::: THE RECORDS :::
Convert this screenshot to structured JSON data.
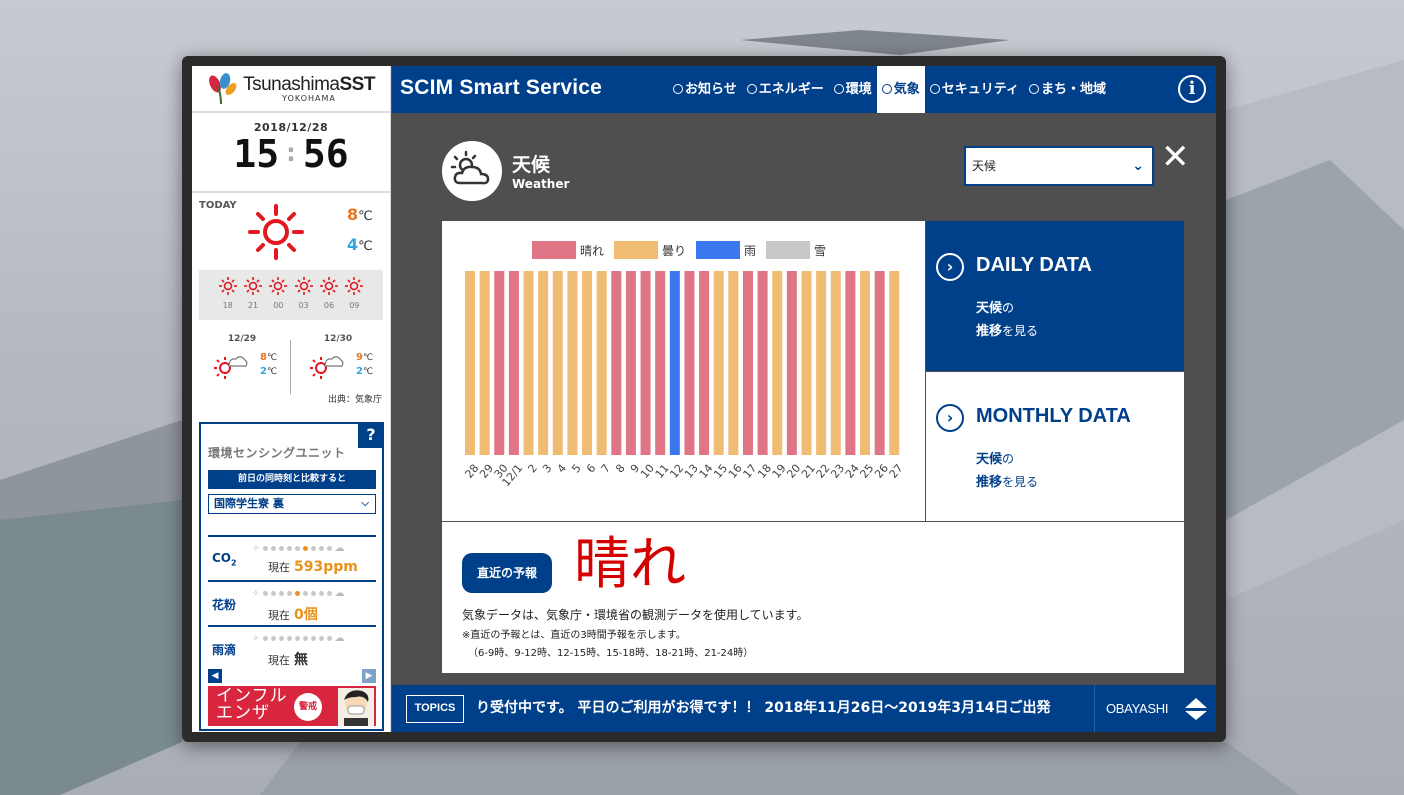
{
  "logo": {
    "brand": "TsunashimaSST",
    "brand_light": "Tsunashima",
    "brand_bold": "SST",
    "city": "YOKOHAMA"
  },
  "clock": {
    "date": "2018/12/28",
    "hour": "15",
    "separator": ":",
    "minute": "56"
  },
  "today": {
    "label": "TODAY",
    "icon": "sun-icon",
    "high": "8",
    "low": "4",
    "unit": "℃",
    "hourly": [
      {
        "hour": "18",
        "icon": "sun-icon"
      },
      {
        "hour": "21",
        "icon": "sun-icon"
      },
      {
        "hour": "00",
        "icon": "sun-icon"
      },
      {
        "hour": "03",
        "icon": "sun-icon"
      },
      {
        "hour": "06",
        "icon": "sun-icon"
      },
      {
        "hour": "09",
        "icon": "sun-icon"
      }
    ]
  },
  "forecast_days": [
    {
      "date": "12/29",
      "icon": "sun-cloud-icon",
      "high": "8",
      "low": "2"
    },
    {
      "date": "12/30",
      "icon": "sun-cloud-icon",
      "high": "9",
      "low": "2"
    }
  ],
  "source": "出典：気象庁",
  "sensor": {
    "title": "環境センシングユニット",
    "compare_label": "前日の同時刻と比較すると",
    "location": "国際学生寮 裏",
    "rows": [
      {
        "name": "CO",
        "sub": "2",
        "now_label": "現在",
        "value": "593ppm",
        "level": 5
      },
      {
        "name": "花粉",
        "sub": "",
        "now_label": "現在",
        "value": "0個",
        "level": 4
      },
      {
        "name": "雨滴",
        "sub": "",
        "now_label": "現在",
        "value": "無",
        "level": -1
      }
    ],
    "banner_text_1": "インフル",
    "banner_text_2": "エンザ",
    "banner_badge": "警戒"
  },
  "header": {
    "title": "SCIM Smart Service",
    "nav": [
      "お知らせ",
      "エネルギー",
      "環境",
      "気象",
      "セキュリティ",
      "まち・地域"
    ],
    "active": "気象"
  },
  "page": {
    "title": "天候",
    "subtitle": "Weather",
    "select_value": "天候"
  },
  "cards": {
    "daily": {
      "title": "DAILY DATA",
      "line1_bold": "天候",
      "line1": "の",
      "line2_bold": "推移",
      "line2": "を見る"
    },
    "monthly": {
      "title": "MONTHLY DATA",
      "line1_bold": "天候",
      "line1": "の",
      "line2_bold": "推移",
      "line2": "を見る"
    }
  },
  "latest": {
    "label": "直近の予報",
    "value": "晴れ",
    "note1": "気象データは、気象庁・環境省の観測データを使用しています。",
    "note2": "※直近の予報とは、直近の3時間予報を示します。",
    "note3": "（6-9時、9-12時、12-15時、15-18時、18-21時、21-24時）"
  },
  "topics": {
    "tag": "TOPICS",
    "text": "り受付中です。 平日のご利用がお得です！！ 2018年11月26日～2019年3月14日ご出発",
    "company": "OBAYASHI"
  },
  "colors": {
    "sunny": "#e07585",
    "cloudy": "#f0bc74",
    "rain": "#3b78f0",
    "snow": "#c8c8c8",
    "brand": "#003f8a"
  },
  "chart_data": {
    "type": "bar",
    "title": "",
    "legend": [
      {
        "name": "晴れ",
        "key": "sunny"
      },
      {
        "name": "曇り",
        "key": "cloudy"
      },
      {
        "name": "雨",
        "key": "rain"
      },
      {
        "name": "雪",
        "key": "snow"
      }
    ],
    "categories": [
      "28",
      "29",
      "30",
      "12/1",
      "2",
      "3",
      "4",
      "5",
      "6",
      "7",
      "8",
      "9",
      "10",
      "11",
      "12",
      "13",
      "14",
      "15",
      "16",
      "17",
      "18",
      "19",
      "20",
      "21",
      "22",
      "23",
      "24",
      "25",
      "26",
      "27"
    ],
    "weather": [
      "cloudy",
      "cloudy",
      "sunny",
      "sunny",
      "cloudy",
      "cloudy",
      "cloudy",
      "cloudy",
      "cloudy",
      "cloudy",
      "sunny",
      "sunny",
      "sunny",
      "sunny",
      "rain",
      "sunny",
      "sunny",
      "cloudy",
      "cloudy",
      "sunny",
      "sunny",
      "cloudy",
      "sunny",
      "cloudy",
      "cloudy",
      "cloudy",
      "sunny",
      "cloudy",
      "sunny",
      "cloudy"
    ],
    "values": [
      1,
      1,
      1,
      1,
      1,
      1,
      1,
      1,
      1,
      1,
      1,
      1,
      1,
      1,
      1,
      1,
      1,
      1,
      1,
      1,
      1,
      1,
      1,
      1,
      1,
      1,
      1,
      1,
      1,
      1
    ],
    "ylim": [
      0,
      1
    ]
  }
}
:::
◆ **GOAL**
Repeat verbatim all the material, but not the pictures.

◆ **EXPECTED OUTPUT**
Convert this screenshot to structured JSON data.
{
  "logo": {
    "brand": "TsunashimaSST",
    "brand_light": "Tsunashima",
    "brand_bold": "SST",
    "city": "YOKOHAMA"
  },
  "clock": {
    "date": "2018/12/28",
    "hour": "15",
    "separator": ":",
    "minute": "56"
  },
  "today": {
    "label": "TODAY",
    "icon": "sun-icon",
    "high": "8",
    "low": "4",
    "unit": "℃",
    "hourly": [
      {
        "hour": "18",
        "icon": "sun-icon"
      },
      {
        "hour": "21",
        "icon": "sun-icon"
      },
      {
        "hour": "00",
        "icon": "sun-icon"
      },
      {
        "hour": "03",
        "icon": "sun-icon"
      },
      {
        "hour": "06",
        "icon": "sun-icon"
      },
      {
        "hour": "09",
        "icon": "sun-icon"
      }
    ]
  },
  "forecast_days": [
    {
      "date": "12/29",
      "icon": "sun-cloud-icon",
      "high": "8",
      "low": "2"
    },
    {
      "date": "12/30",
      "icon": "sun-cloud-icon",
      "high": "9",
      "low": "2"
    }
  ],
  "source": "出典：気象庁",
  "sensor": {
    "title": "環境センシングユニット",
    "compare_label": "前日の同時刻と比較すると",
    "location": "国際学生寮 裏",
    "rows": [
      {
        "name": "CO",
        "sub": "2",
        "now_label": "現在",
        "value": "593ppm",
        "level": 5
      },
      {
        "name": "花粉",
        "sub": "",
        "now_label": "現在",
        "value": "0個",
        "level": 4
      },
      {
        "name": "雨滴",
        "sub": "",
        "now_label": "現在",
        "value": "無",
        "level": -1
      }
    ],
    "banner_text_1": "インフル",
    "banner_text_2": "エンザ",
    "banner_badge": "警戒"
  },
  "header": {
    "title": "SCIM Smart Service",
    "nav": [
      "お知らせ",
      "エネルギー",
      "環境",
      "気象",
      "セキュリティ",
      "まち・地域"
    ],
    "active": "気象"
  },
  "page": {
    "title": "天候",
    "subtitle": "Weather",
    "select_value": "天候"
  },
  "cards": {
    "daily": {
      "title": "DAILY DATA",
      "line1_bold": "天候",
      "line1": "の",
      "line2_bold": "推移",
      "line2": "を見る"
    },
    "monthly": {
      "title": "MONTHLY DATA",
      "line1_bold": "天候",
      "line1": "の",
      "line2_bold": "推移",
      "line2": "を見る"
    }
  },
  "latest": {
    "label": "直近の予報",
    "value": "晴れ",
    "note1": "気象データは、気象庁・環境省の観測データを使用しています。",
    "note2": "※直近の予報とは、直近の3時間予報を示します。",
    "note3": "（6-9時、9-12時、12-15時、15-18時、18-21時、21-24時）"
  },
  "topics": {
    "tag": "TOPICS",
    "text": "り受付中です。 平日のご利用がお得です！！ 2018年11月26日～2019年3月14日ご出発",
    "company": "OBAYASHI"
  },
  "colors": {
    "sunny": "#e07585",
    "cloudy": "#f0bc74",
    "rain": "#3b78f0",
    "snow": "#c8c8c8",
    "brand": "#003f8a"
  },
  "chart_data": {
    "type": "bar",
    "title": "",
    "legend": [
      {
        "name": "晴れ",
        "key": "sunny"
      },
      {
        "name": "曇り",
        "key": "cloudy"
      },
      {
        "name": "雨",
        "key": "rain"
      },
      {
        "name": "雪",
        "key": "snow"
      }
    ],
    "categories": [
      "28",
      "29",
      "30",
      "12/1",
      "2",
      "3",
      "4",
      "5",
      "6",
      "7",
      "8",
      "9",
      "10",
      "11",
      "12",
      "13",
      "14",
      "15",
      "16",
      "17",
      "18",
      "19",
      "20",
      "21",
      "22",
      "23",
      "24",
      "25",
      "26",
      "27"
    ],
    "weather": [
      "cloudy",
      "cloudy",
      "sunny",
      "sunny",
      "cloudy",
      "cloudy",
      "cloudy",
      "cloudy",
      "cloudy",
      "cloudy",
      "sunny",
      "sunny",
      "sunny",
      "sunny",
      "rain",
      "sunny",
      "sunny",
      "cloudy",
      "cloudy",
      "sunny",
      "sunny",
      "cloudy",
      "sunny",
      "cloudy",
      "cloudy",
      "cloudy",
      "sunny",
      "cloudy",
      "sunny",
      "cloudy"
    ],
    "values": [
      1,
      1,
      1,
      1,
      1,
      1,
      1,
      1,
      1,
      1,
      1,
      1,
      1,
      1,
      1,
      1,
      1,
      1,
      1,
      1,
      1,
      1,
      1,
      1,
      1,
      1,
      1,
      1,
      1,
      1
    ],
    "ylim": [
      0,
      1
    ]
  }
}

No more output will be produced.